* _Given data_
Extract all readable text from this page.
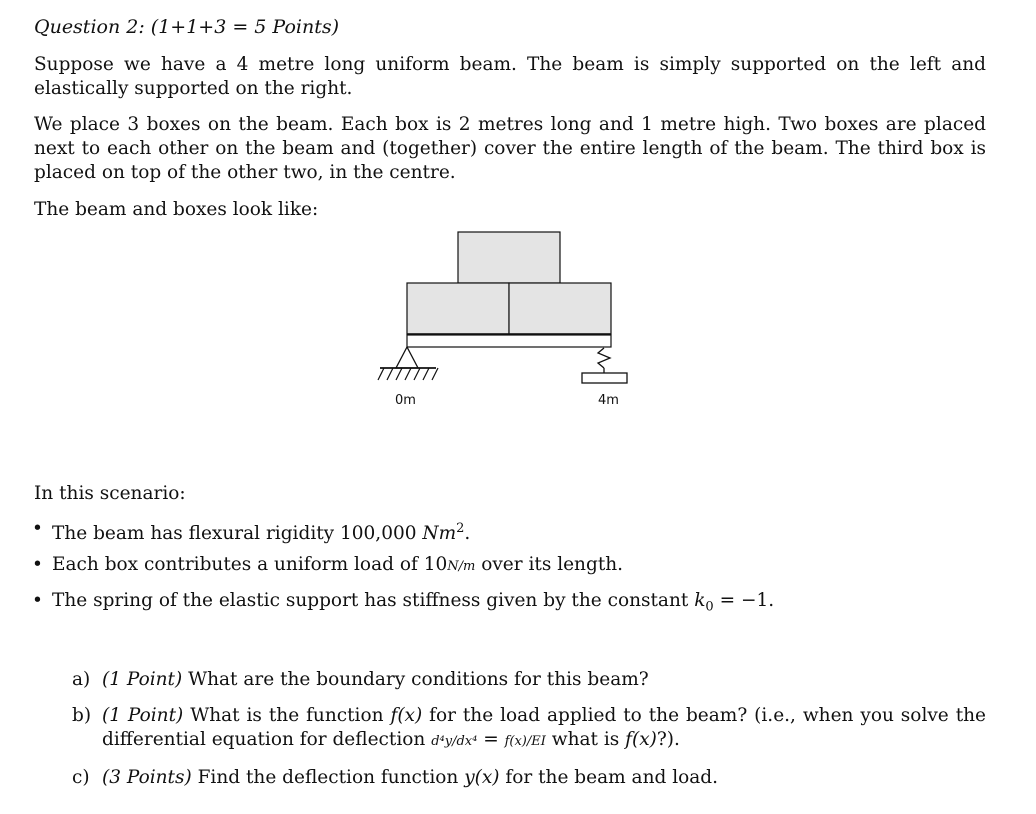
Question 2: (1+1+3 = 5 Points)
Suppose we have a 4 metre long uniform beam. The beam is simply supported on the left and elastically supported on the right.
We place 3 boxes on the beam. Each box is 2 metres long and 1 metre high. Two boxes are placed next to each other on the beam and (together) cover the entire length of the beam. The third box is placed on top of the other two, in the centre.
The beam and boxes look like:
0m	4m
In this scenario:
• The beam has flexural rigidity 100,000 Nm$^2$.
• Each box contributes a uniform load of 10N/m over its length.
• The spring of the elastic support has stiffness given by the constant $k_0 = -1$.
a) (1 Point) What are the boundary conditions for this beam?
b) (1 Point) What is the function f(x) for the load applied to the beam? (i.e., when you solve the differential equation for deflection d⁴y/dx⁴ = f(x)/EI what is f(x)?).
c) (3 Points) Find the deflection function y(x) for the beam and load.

* _Directive_
Report how many lines include the word "length". Give nothing but the number.

* _Solution to this problem_
2